__Supplied material__.
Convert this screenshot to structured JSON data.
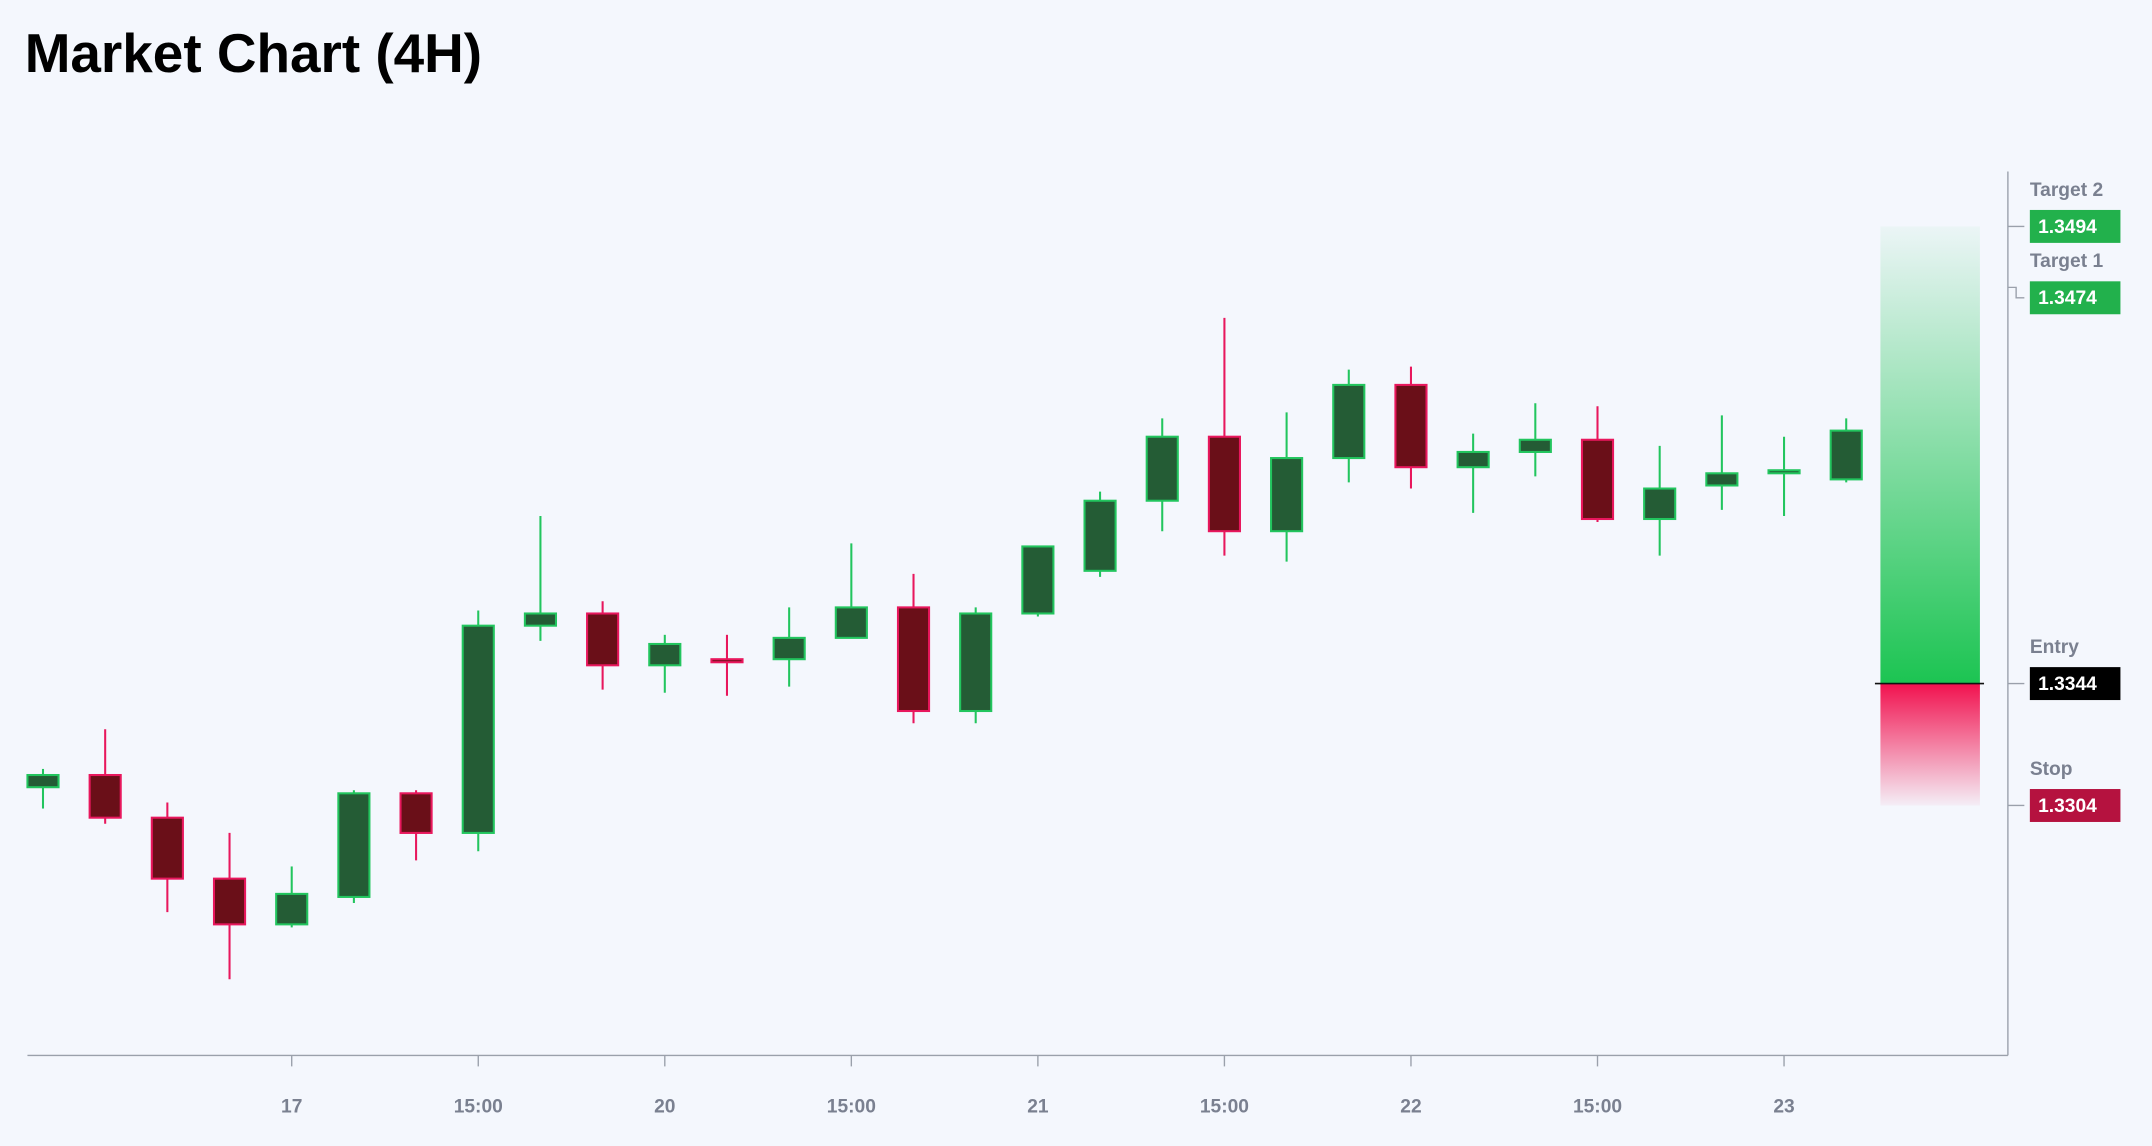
{
  "chart_data": {
    "type": "candlestick",
    "title": "Market Chart (4H)",
    "categories": [
      null,
      null,
      null,
      null,
      null,
      null,
      null,
      null,
      null,
      null,
      null,
      null,
      null,
      null,
      null,
      null,
      null,
      null,
      null,
      null,
      null,
      null,
      null,
      null,
      null,
      null,
      null,
      null,
      null,
      null
    ],
    "open": [
      1.331,
      1.3314,
      1.33,
      1.328,
      1.3265,
      1.3274,
      1.3308,
      1.3295,
      1.3363,
      1.3367,
      1.335,
      1.3352,
      1.3352,
      1.3359,
      1.3369,
      1.3335,
      1.3367,
      1.3381,
      1.3404,
      1.3425,
      1.3394,
      1.3418,
      1.3442,
      1.3415,
      1.342,
      1.3424,
      1.3398,
      1.3409,
      1.3413,
      1.3411
    ],
    "high": [
      1.3316,
      1.3329,
      1.3305,
      1.3295,
      1.3284,
      1.3309,
      1.3309,
      1.3368,
      1.3399,
      1.3371,
      1.336,
      1.336,
      1.3369,
      1.339,
      1.338,
      1.3369,
      1.3389,
      1.3407,
      1.3431,
      1.3464,
      1.3433,
      1.3447,
      1.3448,
      1.3426,
      1.3436,
      1.3435,
      1.3422,
      1.3432,
      1.3425,
      1.3431
    ],
    "low": [
      1.3303,
      1.3298,
      1.3269,
      1.3247,
      1.3264,
      1.3272,
      1.3286,
      1.3289,
      1.3358,
      1.3342,
      1.3341,
      1.334,
      1.3343,
      1.3359,
      1.3331,
      1.3331,
      1.3366,
      1.3379,
      1.3394,
      1.3386,
      1.3384,
      1.341,
      1.3408,
      1.34,
      1.3412,
      1.3397,
      1.3386,
      1.3401,
      1.3399,
      1.341
    ],
    "close": [
      1.3314,
      1.33,
      1.328,
      1.3265,
      1.3275,
      1.3308,
      1.3295,
      1.3363,
      1.3367,
      1.335,
      1.3357,
      1.3351,
      1.3359,
      1.3369,
      1.3335,
      1.3367,
      1.3389,
      1.3404,
      1.3425,
      1.3394,
      1.3418,
      1.3442,
      1.3415,
      1.342,
      1.3424,
      1.3398,
      1.3408,
      1.3413,
      1.3414,
      1.3427
    ],
    "xlim": [
      -0.25,
      31.6
    ],
    "xticks": [
      {
        "value": 4,
        "label": "17"
      },
      {
        "value": 7,
        "label": "15:00"
      },
      {
        "value": 10,
        "label": "20"
      },
      {
        "value": 13,
        "label": "15:00"
      },
      {
        "value": 16,
        "label": "21"
      },
      {
        "value": 19,
        "label": "15:00"
      },
      {
        "value": 22,
        "label": "22"
      },
      {
        "value": 25,
        "label": "15:00"
      },
      {
        "value": 28,
        "label": "23"
      }
    ],
    "ylim": [
      1.3222,
      1.3512
    ],
    "up_color": "#22c55e",
    "down_color": "#e8175d",
    "levels": [
      {
        "name": "Target 2",
        "value": 1.3494,
        "color": "#22b14c"
      },
      {
        "name": "Target 1",
        "value": 1.3474,
        "color": "#22b14c"
      },
      {
        "name": "Entry",
        "value": 1.3344,
        "color": "#000000"
      },
      {
        "name": "Stop",
        "value": 1.3304,
        "color": "#b5123f"
      }
    ]
  }
}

__Problem description__.
Copy the records above exactly. The pictures are not part of the copy.

__Exercise answer__.
Convert this screenshot to structured JSON data.
{
  "chart_data": {
    "type": "candlestick",
    "title": "Market Chart (4H)",
    "categories": [
      null,
      null,
      null,
      null,
      null,
      null,
      null,
      null,
      null,
      null,
      null,
      null,
      null,
      null,
      null,
      null,
      null,
      null,
      null,
      null,
      null,
      null,
      null,
      null,
      null,
      null,
      null,
      null,
      null,
      null
    ],
    "open": [
      1.331,
      1.3314,
      1.33,
      1.328,
      1.3265,
      1.3274,
      1.3308,
      1.3295,
      1.3363,
      1.3367,
      1.335,
      1.3352,
      1.3352,
      1.3359,
      1.3369,
      1.3335,
      1.3367,
      1.3381,
      1.3404,
      1.3425,
      1.3394,
      1.3418,
      1.3442,
      1.3415,
      1.342,
      1.3424,
      1.3398,
      1.3409,
      1.3413,
      1.3411
    ],
    "high": [
      1.3316,
      1.3329,
      1.3305,
      1.3295,
      1.3284,
      1.3309,
      1.3309,
      1.3368,
      1.3399,
      1.3371,
      1.336,
      1.336,
      1.3369,
      1.339,
      1.338,
      1.3369,
      1.3389,
      1.3407,
      1.3431,
      1.3464,
      1.3433,
      1.3447,
      1.3448,
      1.3426,
      1.3436,
      1.3435,
      1.3422,
      1.3432,
      1.3425,
      1.3431
    ],
    "low": [
      1.3303,
      1.3298,
      1.3269,
      1.3247,
      1.3264,
      1.3272,
      1.3286,
      1.3289,
      1.3358,
      1.3342,
      1.3341,
      1.334,
      1.3343,
      1.3359,
      1.3331,
      1.3331,
      1.3366,
      1.3379,
      1.3394,
      1.3386,
      1.3384,
      1.341,
      1.3408,
      1.34,
      1.3412,
      1.3397,
      1.3386,
      1.3401,
      1.3399,
      1.341
    ],
    "close": [
      1.3314,
      1.33,
      1.328,
      1.3265,
      1.3275,
      1.3308,
      1.3295,
      1.3363,
      1.3367,
      1.335,
      1.3357,
      1.3351,
      1.3359,
      1.3369,
      1.3335,
      1.3367,
      1.3389,
      1.3404,
      1.3425,
      1.3394,
      1.3418,
      1.3442,
      1.3415,
      1.342,
      1.3424,
      1.3398,
      1.3408,
      1.3413,
      1.3414,
      1.3427
    ],
    "xlim": [
      -0.25,
      31.6
    ],
    "xticks": [
      {
        "value": 4,
        "label": "17"
      },
      {
        "value": 7,
        "label": "15:00"
      },
      {
        "value": 10,
        "label": "20"
      },
      {
        "value": 13,
        "label": "15:00"
      },
      {
        "value": 16,
        "label": "21"
      },
      {
        "value": 19,
        "label": "15:00"
      },
      {
        "value": 22,
        "label": "22"
      },
      {
        "value": 25,
        "label": "15:00"
      },
      {
        "value": 28,
        "label": "23"
      }
    ],
    "ylim": [
      1.3222,
      1.3512
    ],
    "up_color": "#22c55e",
    "down_color": "#e8175d",
    "levels": [
      {
        "name": "Target 2",
        "value": 1.3494,
        "color": "#22b14c"
      },
      {
        "name": "Target 1",
        "value": 1.3474,
        "color": "#22b14c"
      },
      {
        "name": "Entry",
        "value": 1.3344,
        "color": "#000000"
      },
      {
        "name": "Stop",
        "value": 1.3304,
        "color": "#b5123f"
      }
    ]
  }
}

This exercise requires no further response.